=== REQUEST ===
Identify and reproduce every line holding the string "содержание".

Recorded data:
----------

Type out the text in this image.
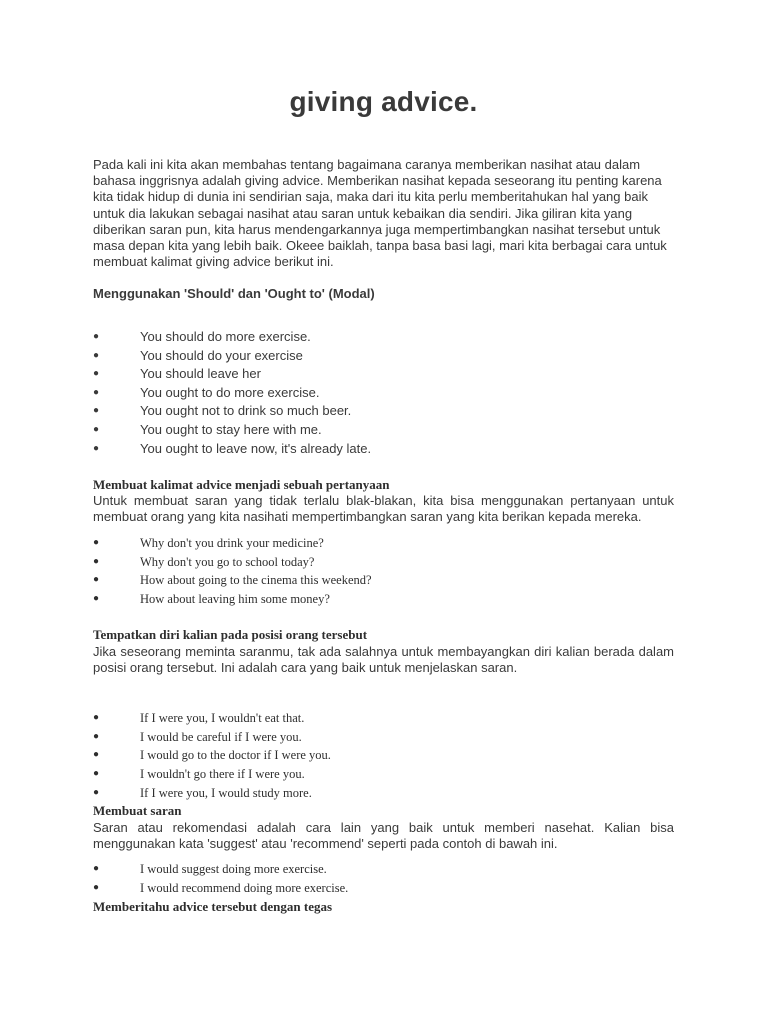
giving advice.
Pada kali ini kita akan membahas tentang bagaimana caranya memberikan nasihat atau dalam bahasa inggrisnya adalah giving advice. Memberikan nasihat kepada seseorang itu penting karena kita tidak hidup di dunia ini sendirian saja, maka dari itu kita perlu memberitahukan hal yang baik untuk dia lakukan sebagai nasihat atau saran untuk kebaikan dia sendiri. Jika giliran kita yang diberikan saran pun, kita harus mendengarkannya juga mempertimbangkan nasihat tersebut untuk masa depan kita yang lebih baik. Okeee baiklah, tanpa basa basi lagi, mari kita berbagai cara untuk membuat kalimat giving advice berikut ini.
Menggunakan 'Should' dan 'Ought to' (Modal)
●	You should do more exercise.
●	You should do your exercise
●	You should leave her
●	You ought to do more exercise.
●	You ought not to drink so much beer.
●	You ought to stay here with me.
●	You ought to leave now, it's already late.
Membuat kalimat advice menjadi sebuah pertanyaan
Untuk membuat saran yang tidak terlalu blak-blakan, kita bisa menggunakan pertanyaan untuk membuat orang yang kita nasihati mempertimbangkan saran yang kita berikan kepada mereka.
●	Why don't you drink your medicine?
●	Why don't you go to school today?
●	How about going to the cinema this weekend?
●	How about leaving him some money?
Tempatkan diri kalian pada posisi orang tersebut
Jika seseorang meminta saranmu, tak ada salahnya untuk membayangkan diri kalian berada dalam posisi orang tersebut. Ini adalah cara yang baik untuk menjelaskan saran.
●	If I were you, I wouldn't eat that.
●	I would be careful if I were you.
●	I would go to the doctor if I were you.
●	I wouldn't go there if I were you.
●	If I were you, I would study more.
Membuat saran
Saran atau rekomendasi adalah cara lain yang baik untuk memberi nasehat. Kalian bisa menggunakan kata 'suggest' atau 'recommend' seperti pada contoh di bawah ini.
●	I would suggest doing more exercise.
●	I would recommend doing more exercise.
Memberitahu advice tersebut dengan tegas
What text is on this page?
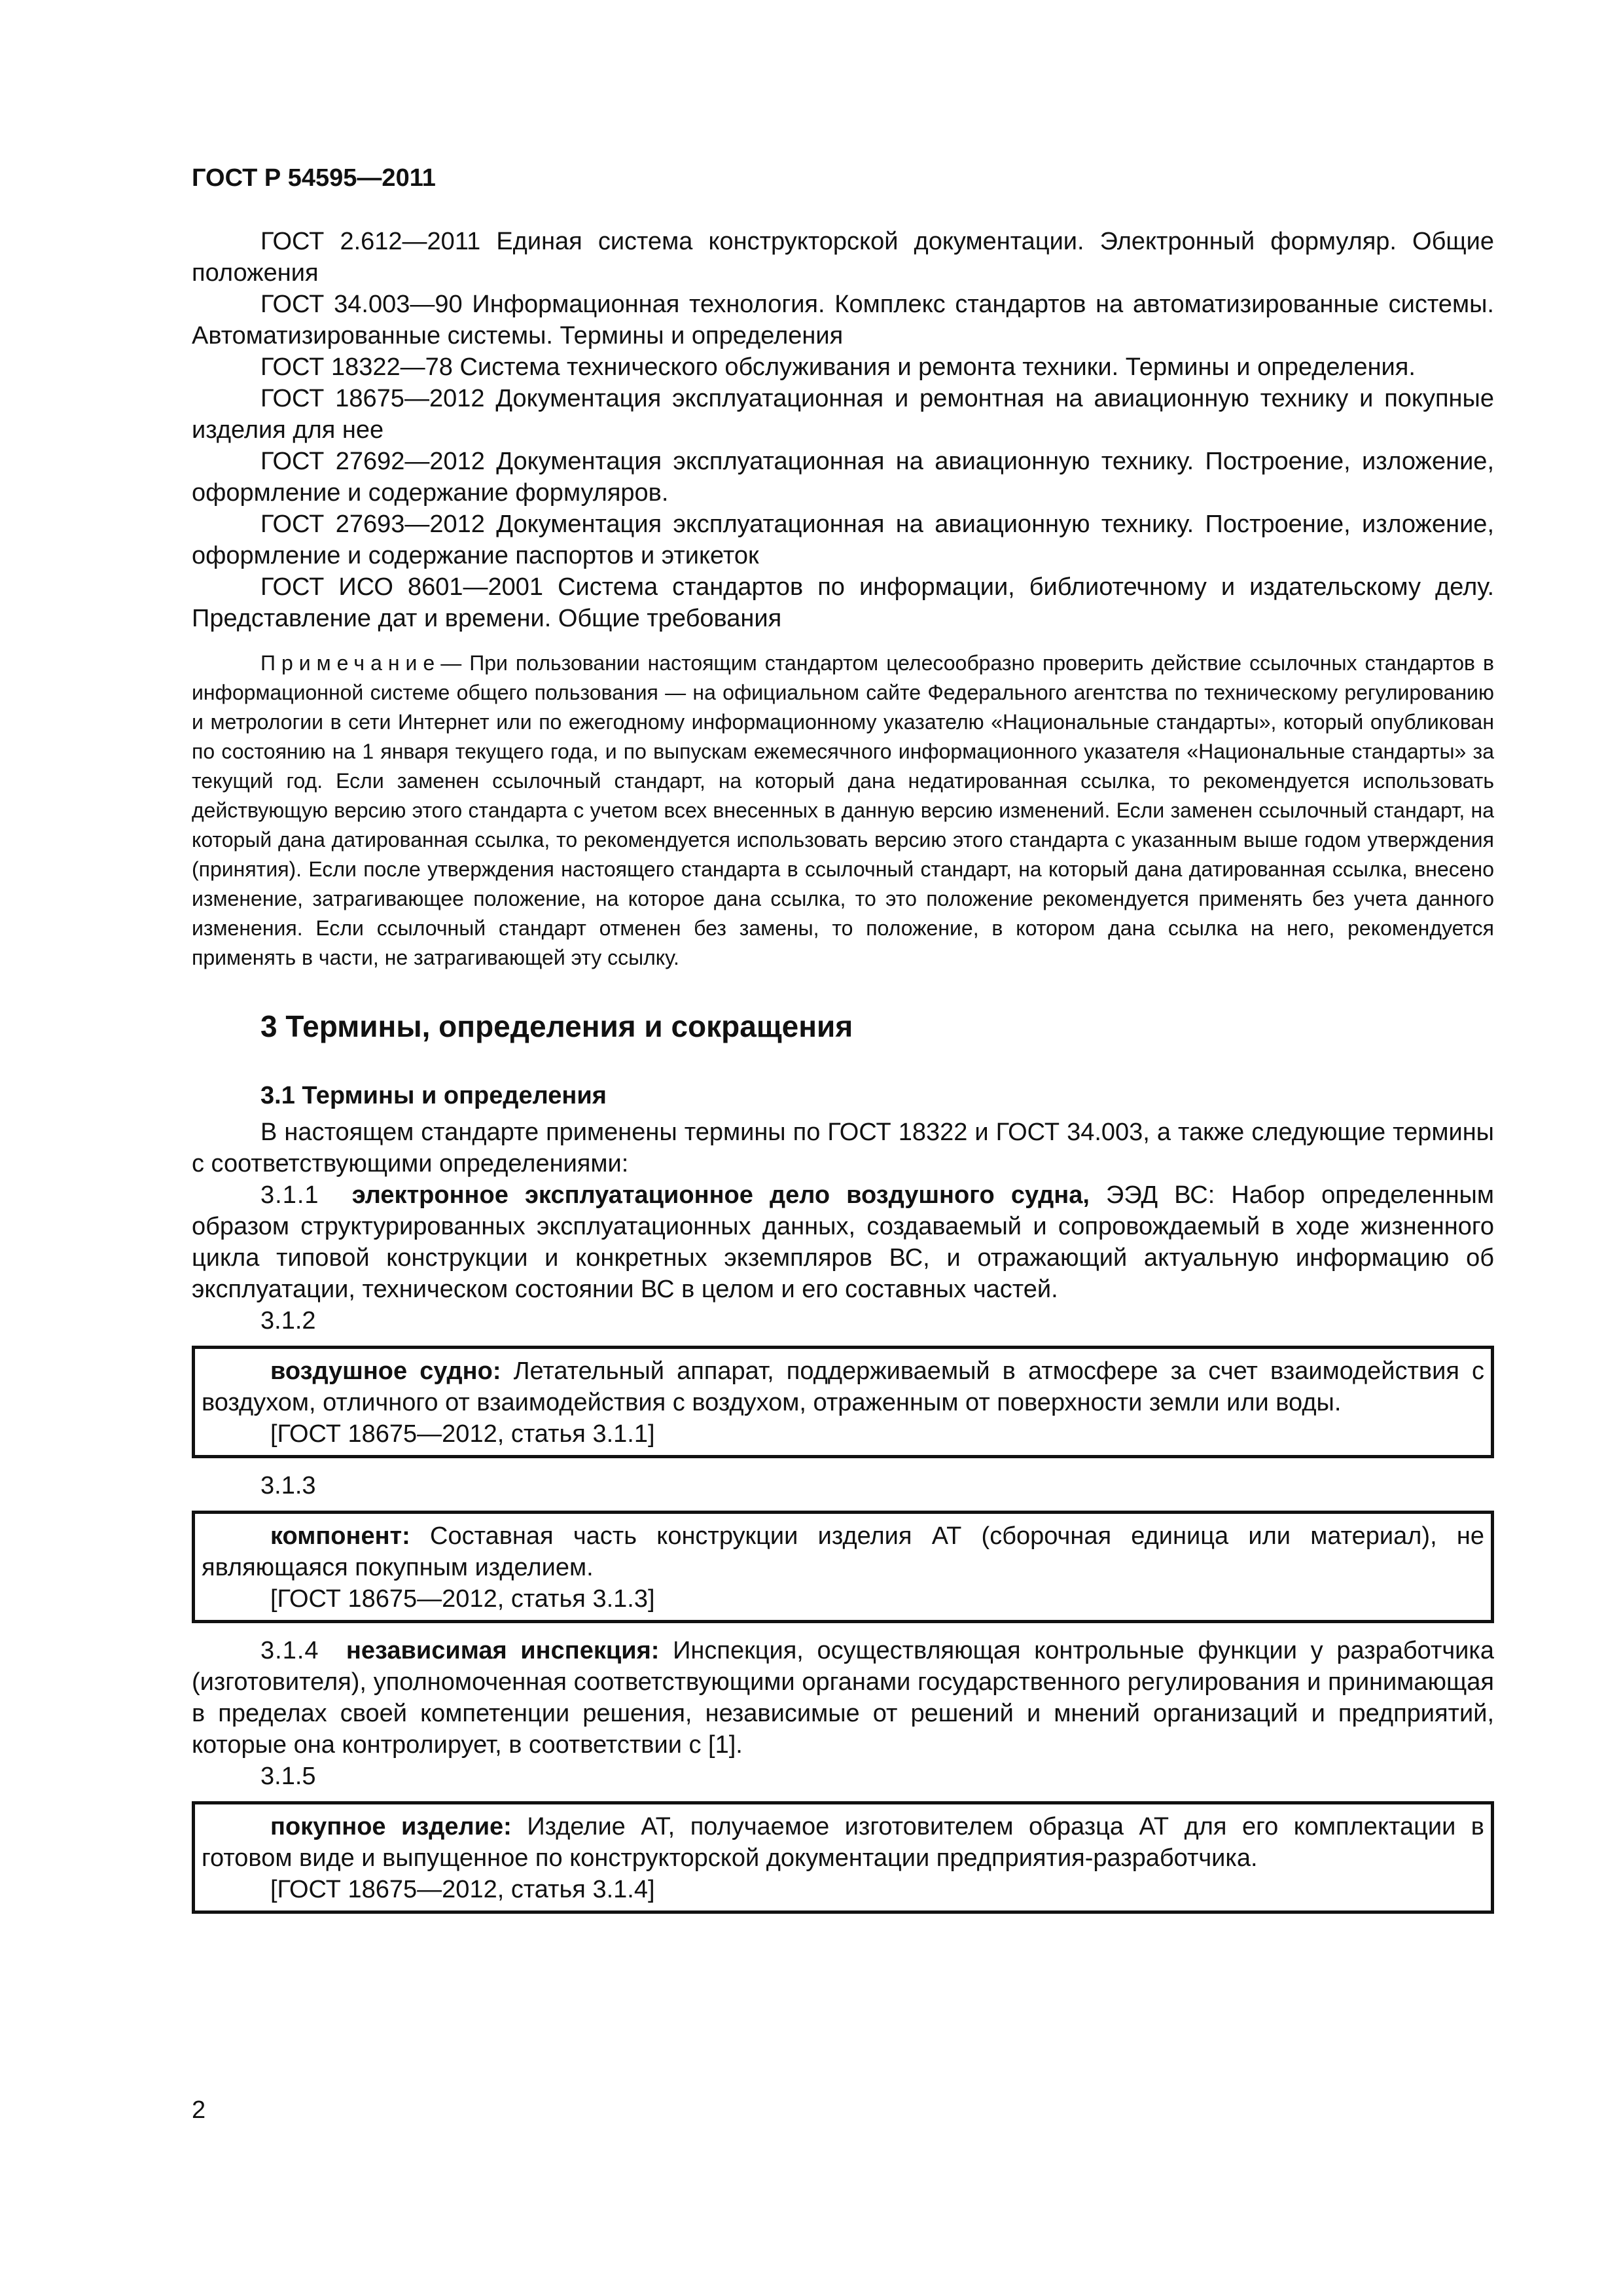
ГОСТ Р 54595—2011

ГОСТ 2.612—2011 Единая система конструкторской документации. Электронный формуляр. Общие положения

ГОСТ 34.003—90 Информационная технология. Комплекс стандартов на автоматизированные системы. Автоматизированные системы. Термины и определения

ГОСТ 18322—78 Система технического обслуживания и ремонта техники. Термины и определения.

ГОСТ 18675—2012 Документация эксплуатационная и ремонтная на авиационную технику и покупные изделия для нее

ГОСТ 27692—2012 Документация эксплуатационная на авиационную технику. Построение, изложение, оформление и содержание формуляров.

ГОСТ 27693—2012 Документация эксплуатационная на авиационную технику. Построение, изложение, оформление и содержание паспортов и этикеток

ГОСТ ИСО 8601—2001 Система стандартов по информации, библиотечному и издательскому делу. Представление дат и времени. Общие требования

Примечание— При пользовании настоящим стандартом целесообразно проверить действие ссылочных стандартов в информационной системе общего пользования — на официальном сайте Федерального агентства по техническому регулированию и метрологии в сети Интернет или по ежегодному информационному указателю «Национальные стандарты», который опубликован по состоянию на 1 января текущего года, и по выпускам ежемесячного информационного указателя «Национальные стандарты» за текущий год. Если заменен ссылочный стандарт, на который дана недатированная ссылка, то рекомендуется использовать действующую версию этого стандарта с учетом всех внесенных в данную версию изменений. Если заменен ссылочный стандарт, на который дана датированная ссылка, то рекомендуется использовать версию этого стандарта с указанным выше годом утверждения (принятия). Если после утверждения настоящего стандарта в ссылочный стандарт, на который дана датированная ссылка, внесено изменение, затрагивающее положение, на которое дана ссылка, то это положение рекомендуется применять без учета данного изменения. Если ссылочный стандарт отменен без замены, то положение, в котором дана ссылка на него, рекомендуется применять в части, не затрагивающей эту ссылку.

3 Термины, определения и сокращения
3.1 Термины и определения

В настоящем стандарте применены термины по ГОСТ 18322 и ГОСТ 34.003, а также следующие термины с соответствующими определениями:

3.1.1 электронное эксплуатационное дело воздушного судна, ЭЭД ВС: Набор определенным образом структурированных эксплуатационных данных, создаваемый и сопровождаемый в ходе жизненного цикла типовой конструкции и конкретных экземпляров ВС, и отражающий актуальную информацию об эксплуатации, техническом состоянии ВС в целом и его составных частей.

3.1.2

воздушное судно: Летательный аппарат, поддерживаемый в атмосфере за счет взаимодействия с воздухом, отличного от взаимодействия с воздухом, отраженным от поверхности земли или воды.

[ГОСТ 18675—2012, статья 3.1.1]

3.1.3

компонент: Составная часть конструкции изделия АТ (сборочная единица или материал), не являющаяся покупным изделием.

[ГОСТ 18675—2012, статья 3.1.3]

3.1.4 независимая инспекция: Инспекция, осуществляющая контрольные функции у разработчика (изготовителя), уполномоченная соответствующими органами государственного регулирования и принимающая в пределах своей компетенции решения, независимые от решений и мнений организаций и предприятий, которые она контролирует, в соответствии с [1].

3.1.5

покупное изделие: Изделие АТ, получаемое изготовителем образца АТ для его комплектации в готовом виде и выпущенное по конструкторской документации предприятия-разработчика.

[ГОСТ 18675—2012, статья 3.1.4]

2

----------

=== COMPLETED EXERCISE ===
ГОСТ 27692—2012 Документация эксплуатационная на авиационную технику. Построение, изложение, оформление и содержание формуляров.
ГОСТ 27693—2012 Документация эксплуатационная на авиационную технику. Построение, изложение, оформление и содержание паспортов и этикеток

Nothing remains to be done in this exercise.